● **Aim**
Reproduce each line that includes the word "JSON".

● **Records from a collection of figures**
** Start **

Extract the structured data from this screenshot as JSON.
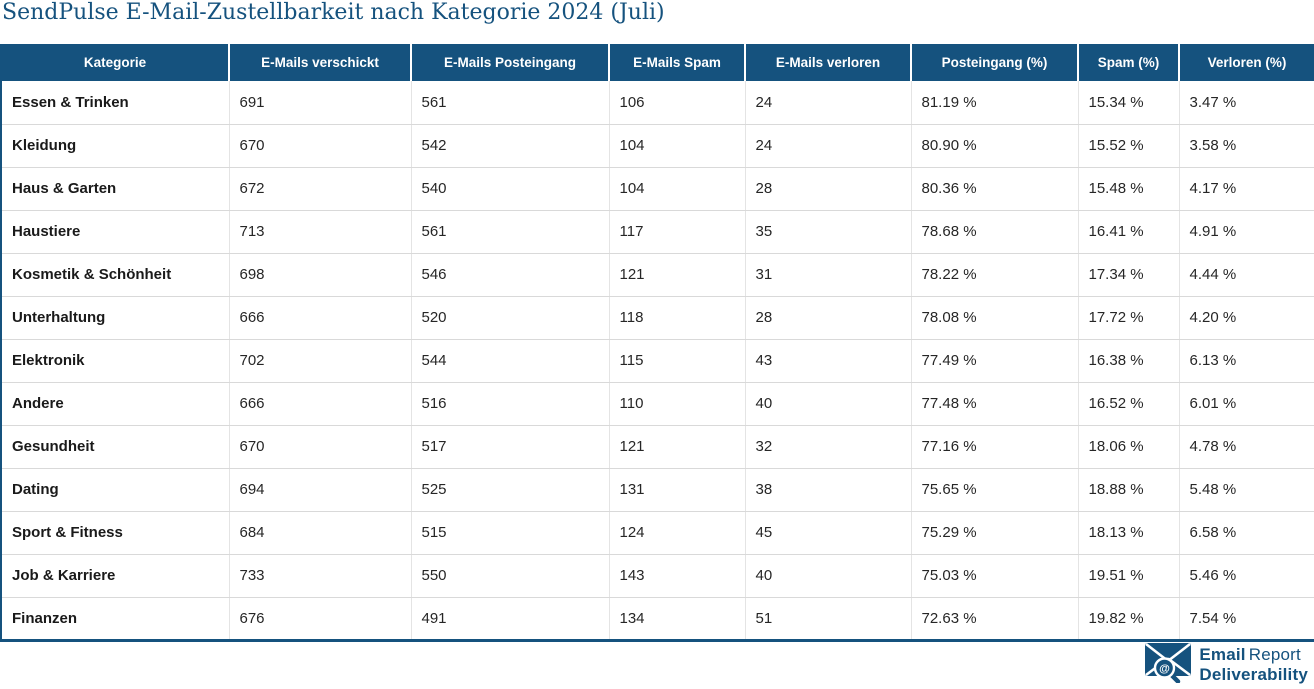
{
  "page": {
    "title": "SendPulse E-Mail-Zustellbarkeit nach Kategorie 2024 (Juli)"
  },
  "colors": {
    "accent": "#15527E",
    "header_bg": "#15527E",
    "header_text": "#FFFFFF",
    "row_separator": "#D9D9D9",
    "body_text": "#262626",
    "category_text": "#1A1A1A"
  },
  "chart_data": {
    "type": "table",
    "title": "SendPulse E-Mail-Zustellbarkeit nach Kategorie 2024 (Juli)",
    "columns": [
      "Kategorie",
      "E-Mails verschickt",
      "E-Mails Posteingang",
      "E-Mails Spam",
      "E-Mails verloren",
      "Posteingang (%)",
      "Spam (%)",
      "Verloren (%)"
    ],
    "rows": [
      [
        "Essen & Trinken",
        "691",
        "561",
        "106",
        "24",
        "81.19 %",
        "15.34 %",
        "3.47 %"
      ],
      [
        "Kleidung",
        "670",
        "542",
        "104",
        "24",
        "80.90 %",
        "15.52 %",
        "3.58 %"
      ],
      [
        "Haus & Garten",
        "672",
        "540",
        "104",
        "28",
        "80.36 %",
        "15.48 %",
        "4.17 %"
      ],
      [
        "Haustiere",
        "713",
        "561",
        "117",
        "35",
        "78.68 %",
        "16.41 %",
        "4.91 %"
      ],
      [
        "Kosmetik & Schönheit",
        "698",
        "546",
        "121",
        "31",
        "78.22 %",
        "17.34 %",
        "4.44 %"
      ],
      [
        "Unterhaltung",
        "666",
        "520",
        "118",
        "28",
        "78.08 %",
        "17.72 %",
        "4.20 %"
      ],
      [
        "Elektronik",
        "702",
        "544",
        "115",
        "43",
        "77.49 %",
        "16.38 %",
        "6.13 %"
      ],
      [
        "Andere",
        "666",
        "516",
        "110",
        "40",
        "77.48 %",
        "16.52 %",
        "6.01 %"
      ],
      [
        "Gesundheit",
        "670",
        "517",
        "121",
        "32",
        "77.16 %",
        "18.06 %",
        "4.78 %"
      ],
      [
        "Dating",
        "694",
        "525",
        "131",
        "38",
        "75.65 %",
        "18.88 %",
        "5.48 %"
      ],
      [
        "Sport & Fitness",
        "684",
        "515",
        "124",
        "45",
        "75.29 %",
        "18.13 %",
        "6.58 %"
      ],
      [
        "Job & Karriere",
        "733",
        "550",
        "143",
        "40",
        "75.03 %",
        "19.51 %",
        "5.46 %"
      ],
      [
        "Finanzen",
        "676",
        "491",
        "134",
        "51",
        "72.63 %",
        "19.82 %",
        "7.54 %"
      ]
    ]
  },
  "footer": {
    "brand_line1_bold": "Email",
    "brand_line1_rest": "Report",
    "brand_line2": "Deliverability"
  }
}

** End **
** Start **

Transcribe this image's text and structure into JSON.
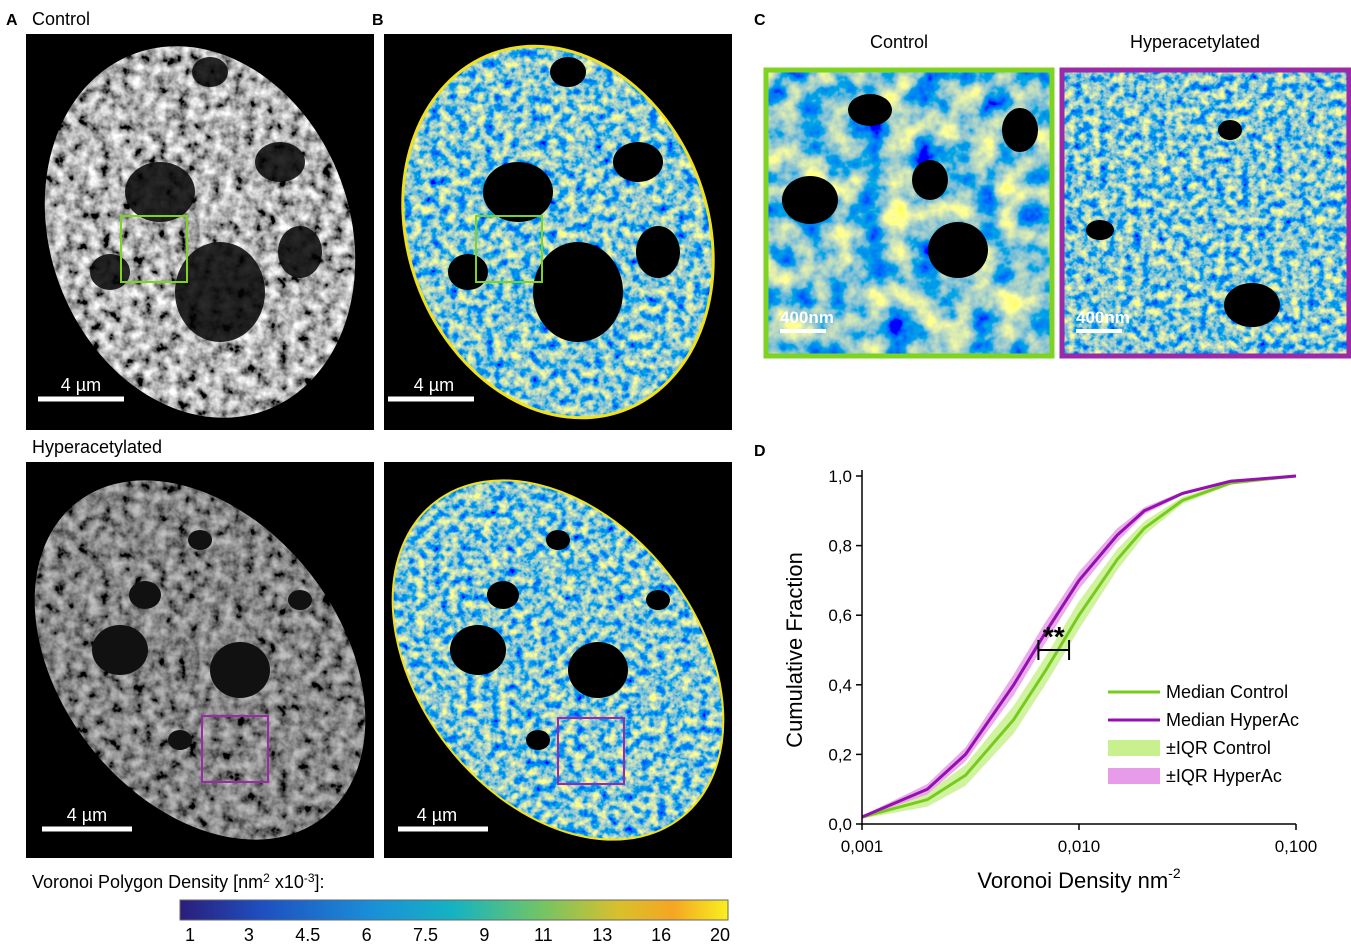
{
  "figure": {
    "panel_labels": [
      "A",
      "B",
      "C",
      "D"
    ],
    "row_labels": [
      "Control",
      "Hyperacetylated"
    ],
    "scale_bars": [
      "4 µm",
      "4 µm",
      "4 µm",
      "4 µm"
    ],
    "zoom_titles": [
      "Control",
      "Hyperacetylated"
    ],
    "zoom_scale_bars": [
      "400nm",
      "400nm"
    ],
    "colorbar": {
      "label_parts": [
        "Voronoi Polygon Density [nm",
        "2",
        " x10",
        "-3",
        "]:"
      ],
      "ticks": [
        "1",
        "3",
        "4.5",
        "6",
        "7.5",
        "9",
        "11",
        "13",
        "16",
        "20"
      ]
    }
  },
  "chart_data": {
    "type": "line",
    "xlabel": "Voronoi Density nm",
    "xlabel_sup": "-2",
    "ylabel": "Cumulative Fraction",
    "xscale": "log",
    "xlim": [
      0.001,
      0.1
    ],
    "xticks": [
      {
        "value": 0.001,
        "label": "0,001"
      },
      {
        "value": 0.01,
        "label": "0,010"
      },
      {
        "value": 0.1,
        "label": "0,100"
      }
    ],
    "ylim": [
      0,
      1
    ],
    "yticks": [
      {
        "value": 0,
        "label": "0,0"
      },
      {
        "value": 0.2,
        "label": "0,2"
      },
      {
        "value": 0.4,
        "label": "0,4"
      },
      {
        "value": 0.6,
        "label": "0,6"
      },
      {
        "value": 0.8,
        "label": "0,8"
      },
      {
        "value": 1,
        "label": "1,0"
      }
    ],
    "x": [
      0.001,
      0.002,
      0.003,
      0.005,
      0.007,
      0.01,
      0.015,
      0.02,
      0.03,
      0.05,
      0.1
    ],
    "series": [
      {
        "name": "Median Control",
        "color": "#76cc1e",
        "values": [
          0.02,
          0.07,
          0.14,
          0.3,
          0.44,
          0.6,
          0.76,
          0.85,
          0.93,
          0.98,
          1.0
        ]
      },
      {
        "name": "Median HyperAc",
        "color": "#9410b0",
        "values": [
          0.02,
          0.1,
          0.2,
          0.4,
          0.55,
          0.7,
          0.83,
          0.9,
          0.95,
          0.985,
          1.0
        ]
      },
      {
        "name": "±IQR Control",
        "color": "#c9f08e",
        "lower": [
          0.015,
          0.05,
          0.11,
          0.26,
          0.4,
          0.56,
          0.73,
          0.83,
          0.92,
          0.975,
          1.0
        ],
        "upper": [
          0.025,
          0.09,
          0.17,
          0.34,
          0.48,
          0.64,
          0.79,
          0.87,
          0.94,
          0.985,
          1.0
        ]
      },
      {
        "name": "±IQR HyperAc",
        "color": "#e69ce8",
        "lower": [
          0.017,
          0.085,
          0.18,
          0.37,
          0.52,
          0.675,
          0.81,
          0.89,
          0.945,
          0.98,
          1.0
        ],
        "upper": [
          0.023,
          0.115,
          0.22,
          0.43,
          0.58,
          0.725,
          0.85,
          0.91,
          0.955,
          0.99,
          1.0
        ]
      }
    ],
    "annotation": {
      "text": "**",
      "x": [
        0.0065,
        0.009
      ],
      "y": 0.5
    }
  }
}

** End **

● **Expected answer**
Extract the structured data from this screenshot as JSON.
Transcribe this image's text and structure into JSON.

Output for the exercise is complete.